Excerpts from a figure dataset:
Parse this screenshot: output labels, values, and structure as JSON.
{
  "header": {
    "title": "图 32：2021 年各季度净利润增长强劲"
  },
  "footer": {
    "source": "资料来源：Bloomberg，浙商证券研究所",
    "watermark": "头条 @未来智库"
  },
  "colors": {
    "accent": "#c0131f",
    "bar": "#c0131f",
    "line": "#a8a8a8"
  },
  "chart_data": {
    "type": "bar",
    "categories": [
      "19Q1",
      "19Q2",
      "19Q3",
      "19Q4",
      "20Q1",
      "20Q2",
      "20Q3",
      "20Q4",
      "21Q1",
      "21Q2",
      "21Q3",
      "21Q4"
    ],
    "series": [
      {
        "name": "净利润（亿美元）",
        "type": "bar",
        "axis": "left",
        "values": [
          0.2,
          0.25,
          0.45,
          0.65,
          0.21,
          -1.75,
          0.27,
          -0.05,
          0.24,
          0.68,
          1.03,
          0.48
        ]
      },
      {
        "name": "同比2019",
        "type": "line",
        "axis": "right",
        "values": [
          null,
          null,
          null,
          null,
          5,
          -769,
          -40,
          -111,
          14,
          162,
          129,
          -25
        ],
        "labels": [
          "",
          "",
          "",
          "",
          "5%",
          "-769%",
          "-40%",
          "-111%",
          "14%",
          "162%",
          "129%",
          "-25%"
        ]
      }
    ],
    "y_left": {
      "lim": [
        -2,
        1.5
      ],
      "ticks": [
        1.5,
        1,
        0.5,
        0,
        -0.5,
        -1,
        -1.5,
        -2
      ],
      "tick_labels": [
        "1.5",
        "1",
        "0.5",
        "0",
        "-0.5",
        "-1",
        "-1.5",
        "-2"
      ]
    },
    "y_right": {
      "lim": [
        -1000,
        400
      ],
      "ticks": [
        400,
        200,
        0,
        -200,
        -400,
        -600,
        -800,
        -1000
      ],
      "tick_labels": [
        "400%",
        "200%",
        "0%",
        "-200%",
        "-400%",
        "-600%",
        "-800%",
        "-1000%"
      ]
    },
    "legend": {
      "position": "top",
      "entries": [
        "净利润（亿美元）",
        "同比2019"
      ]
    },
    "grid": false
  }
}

* _What is needed_: Extract the listing in its entirety and repeat it exactly.

* _Right answer_:
Parse this screenshot: output labels, values, and structure as JSON.
{
  "header": {
    "title": "图 32：2021 年各季度净利润增长强劲"
  },
  "footer": {
    "source": "资料来源：Bloomberg，浙商证券研究所",
    "watermark": "头条 @未来智库"
  },
  "colors": {
    "accent": "#c0131f",
    "bar": "#c0131f",
    "line": "#a8a8a8"
  },
  "chart_data": {
    "type": "bar",
    "categories": [
      "19Q1",
      "19Q2",
      "19Q3",
      "19Q4",
      "20Q1",
      "20Q2",
      "20Q3",
      "20Q4",
      "21Q1",
      "21Q2",
      "21Q3",
      "21Q4"
    ],
    "series": [
      {
        "name": "净利润（亿美元）",
        "type": "bar",
        "axis": "left",
        "values": [
          0.2,
          0.25,
          0.45,
          0.65,
          0.21,
          -1.75,
          0.27,
          -0.05,
          0.24,
          0.68,
          1.03,
          0.48
        ]
      },
      {
        "name": "同比2019",
        "type": "line",
        "axis": "right",
        "values": [
          null,
          null,
          null,
          null,
          5,
          -769,
          -40,
          -111,
          14,
          162,
          129,
          -25
        ],
        "labels": [
          "",
          "",
          "",
          "",
          "5%",
          "-769%",
          "-40%",
          "-111%",
          "14%",
          "162%",
          "129%",
          "-25%"
        ]
      }
    ],
    "y_left": {
      "lim": [
        -2,
        1.5
      ],
      "ticks": [
        1.5,
        1,
        0.5,
        0,
        -0.5,
        -1,
        -1.5,
        -2
      ],
      "tick_labels": [
        "1.5",
        "1",
        "0.5",
        "0",
        "-0.5",
        "-1",
        "-1.5",
        "-2"
      ]
    },
    "y_right": {
      "lim": [
        -1000,
        400
      ],
      "ticks": [
        400,
        200,
        0,
        -200,
        -400,
        -600,
        -800,
        -1000
      ],
      "tick_labels": [
        "400%",
        "200%",
        "0%",
        "-200%",
        "-400%",
        "-600%",
        "-800%",
        "-1000%"
      ]
    },
    "legend": {
      "position": "top",
      "entries": [
        "净利润（亿美元）",
        "同比2019"
      ]
    },
    "grid": false
  }
}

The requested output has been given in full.